- _YOUR OBJECTIVE_
Beneath this task is a listing; retype all of it exactly.

- _DATA TO USE_
========
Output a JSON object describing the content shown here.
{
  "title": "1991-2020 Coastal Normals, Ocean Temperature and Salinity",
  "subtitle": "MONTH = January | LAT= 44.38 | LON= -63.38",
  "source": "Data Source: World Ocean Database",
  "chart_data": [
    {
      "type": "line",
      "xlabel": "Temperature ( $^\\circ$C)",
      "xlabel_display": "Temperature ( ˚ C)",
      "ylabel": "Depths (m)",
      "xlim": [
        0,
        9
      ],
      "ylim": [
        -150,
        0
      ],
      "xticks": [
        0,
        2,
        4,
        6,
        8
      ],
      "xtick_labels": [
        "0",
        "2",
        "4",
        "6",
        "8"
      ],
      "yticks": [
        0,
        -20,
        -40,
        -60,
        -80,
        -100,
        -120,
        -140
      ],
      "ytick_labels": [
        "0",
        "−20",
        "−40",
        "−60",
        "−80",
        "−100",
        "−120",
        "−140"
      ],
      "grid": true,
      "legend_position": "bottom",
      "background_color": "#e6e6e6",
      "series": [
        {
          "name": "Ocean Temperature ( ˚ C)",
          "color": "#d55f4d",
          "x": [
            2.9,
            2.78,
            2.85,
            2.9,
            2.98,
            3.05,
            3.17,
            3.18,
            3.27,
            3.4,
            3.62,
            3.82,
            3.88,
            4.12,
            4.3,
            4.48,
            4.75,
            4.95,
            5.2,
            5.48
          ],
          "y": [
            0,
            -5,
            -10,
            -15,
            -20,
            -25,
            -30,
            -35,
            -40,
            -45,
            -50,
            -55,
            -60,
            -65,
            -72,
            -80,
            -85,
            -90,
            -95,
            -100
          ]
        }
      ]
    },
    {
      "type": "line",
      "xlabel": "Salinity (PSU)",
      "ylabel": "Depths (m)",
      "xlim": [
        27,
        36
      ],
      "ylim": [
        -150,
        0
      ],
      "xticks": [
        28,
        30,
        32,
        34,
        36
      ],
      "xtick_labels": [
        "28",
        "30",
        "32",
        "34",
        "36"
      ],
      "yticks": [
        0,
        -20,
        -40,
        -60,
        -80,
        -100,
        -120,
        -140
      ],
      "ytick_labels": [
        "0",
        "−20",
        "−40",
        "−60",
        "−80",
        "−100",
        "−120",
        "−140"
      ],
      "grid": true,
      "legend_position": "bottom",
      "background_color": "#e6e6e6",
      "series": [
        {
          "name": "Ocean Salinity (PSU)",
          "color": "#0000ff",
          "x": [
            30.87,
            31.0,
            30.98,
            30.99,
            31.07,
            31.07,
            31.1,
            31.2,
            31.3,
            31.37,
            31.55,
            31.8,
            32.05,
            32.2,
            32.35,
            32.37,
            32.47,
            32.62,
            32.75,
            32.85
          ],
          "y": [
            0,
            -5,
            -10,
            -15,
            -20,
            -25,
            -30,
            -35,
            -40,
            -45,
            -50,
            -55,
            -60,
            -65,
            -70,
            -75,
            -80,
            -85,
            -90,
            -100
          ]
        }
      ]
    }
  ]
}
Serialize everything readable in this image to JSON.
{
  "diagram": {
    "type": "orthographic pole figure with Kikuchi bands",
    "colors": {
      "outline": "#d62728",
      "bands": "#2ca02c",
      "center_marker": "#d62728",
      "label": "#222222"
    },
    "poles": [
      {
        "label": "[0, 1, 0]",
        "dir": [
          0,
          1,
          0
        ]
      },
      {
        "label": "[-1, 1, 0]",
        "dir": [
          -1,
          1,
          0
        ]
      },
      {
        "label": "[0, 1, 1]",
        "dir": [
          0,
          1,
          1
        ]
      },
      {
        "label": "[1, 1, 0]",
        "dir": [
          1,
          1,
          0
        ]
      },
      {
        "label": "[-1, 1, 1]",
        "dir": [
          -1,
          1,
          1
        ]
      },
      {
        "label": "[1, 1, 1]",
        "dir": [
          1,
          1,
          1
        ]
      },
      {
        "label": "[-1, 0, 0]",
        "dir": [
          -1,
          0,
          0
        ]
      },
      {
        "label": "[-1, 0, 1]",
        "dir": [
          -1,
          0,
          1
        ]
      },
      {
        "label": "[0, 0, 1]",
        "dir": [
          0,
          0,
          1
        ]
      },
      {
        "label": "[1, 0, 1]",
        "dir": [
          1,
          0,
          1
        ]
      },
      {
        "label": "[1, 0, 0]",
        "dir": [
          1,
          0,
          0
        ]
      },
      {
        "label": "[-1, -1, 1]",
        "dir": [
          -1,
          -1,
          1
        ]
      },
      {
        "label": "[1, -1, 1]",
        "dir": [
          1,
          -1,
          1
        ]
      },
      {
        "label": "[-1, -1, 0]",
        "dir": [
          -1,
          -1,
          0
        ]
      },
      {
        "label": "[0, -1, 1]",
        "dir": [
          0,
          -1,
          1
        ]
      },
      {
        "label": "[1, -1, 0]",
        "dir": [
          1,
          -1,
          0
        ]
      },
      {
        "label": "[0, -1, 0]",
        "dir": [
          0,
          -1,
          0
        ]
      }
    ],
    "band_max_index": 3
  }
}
========
- _RESPONSE TO THIS EXERCISE_
Output a JSON object describing the content shown here.
{
  "title": "1991-2020 Coastal Normals, Ocean Temperature and Salinity",
  "subtitle": "MONTH = January | LAT= 44.38 | LON= -63.38",
  "source": "Data Source: World Ocean Database",
  "chart_data": [
    {
      "type": "line",
      "xlabel": "Temperature ( $^\\circ$C)",
      "xlabel_display": "Temperature ( ˚ C)",
      "ylabel": "Depths (m)",
      "xlim": [
        0,
        9
      ],
      "ylim": [
        -150,
        0
      ],
      "xticks": [
        0,
        2,
        4,
        6,
        8
      ],
      "xtick_labels": [
        "0",
        "2",
        "4",
        "6",
        "8"
      ],
      "yticks": [
        0,
        -20,
        -40,
        -60,
        -80,
        -100,
        -120,
        -140
      ],
      "ytick_labels": [
        "0",
        "−20",
        "−40",
        "−60",
        "−80",
        "−100",
        "−120",
        "−140"
      ],
      "grid": true,
      "legend_position": "bottom",
      "background_color": "#e6e6e6",
      "series": [
        {
          "name": "Ocean Temperature ( ˚ C)",
          "color": "#d55f4d",
          "x": [
            2.9,
            2.78,
            2.85,
            2.9,
            2.98,
            3.05,
            3.17,
            3.18,
            3.27,
            3.4,
            3.62,
            3.82,
            3.88,
            4.12,
            4.3,
            4.48,
            4.75,
            4.95,
            5.2,
            5.48
          ],
          "y": [
            0,
            -5,
            -10,
            -15,
            -20,
            -25,
            -30,
            -35,
            -40,
            -45,
            -50,
            -55,
            -60,
            -65,
            -72,
            -80,
            -85,
            -90,
            -95,
            -100
          ]
        }
      ]
    },
    {
      "type": "line",
      "xlabel": "Salinity (PSU)",
      "ylabel": "Depths (m)",
      "xlim": [
        27,
        36
      ],
      "ylim": [
        -150,
        0
      ],
      "xticks": [
        28,
        30,
        32,
        34,
        36
      ],
      "xtick_labels": [
        "28",
        "30",
        "32",
        "34",
        "36"
      ],
      "yticks": [
        0,
        -20,
        -40,
        -60,
        -80,
        -100,
        -120,
        -140
      ],
      "ytick_labels": [
        "0",
        "−20",
        "−40",
        "−60",
        "−80",
        "−100",
        "−120",
        "−140"
      ],
      "grid": true,
      "legend_position": "bottom",
      "background_color": "#e6e6e6",
      "series": [
        {
          "name": "Ocean Salinity (PSU)",
          "color": "#0000ff",
          "x": [
            30.87,
            31.0,
            30.98,
            30.99,
            31.07,
            31.07,
            31.1,
            31.2,
            31.3,
            31.37,
            31.55,
            31.8,
            32.05,
            32.2,
            32.35,
            32.37,
            32.47,
            32.62,
            32.75,
            32.85
          ],
          "y": [
            0,
            -5,
            -10,
            -15,
            -20,
            -25,
            -30,
            -35,
            -40,
            -45,
            -50,
            -55,
            -60,
            -65,
            -70,
            -75,
            -80,
            -85,
            -90,
            -100
          ]
        }
      ]
    }
  ]
}
Serialize everything readable in this image to JSON.
{
  "diagram": {
    "type": "orthographic pole figure with Kikuchi bands",
    "colors": {
      "outline": "#d62728",
      "bands": "#2ca02c",
      "center_marker": "#d62728",
      "label": "#222222"
    },
    "poles": [
      {
        "label": "[0, 1, 0]",
        "dir": [
          0,
          1,
          0
        ]
      },
      {
        "label": "[-1, 1, 0]",
        "dir": [
          -1,
          1,
          0
        ]
      },
      {
        "label": "[0, 1, 1]",
        "dir": [
          0,
          1,
          1
        ]
      },
      {
        "label": "[1, 1, 0]",
        "dir": [
          1,
          1,
          0
        ]
      },
      {
        "label": "[-1, 1, 1]",
        "dir": [
          -1,
          1,
          1
        ]
      },
      {
        "label": "[1, 1, 1]",
        "dir": [
          1,
          1,
          1
        ]
      },
      {
        "label": "[-1, 0, 0]",
        "dir": [
          -1,
          0,
          0
        ]
      },
      {
        "label": "[-1, 0, 1]",
        "dir": [
          -1,
          0,
          1
        ]
      },
      {
        "label": "[0, 0, 1]",
        "dir": [
          0,
          0,
          1
        ]
      },
      {
        "label": "[1, 0, 1]",
        "dir": [
          1,
          0,
          1
        ]
      },
      {
        "label": "[1, 0, 0]",
        "dir": [
          1,
          0,
          0
        ]
      },
      {
        "label": "[-1, -1, 1]",
        "dir": [
          -1,
          -1,
          1
        ]
      },
      {
        "label": "[1, -1, 1]",
        "dir": [
          1,
          -1,
          1
        ]
      },
      {
        "label": "[-1, -1, 0]",
        "dir": [
          -1,
          -1,
          0
        ]
      },
      {
        "label": "[0, -1, 1]",
        "dir": [
          0,
          -1,
          1
        ]
      },
      {
        "label": "[1, -1, 0]",
        "dir": [
          1,
          -1,
          0
        ]
      },
      {
        "label": "[0, -1, 0]",
        "dir": [
          0,
          -1,
          0
        ]
      }
    ],
    "band_max_index": 3
  }
}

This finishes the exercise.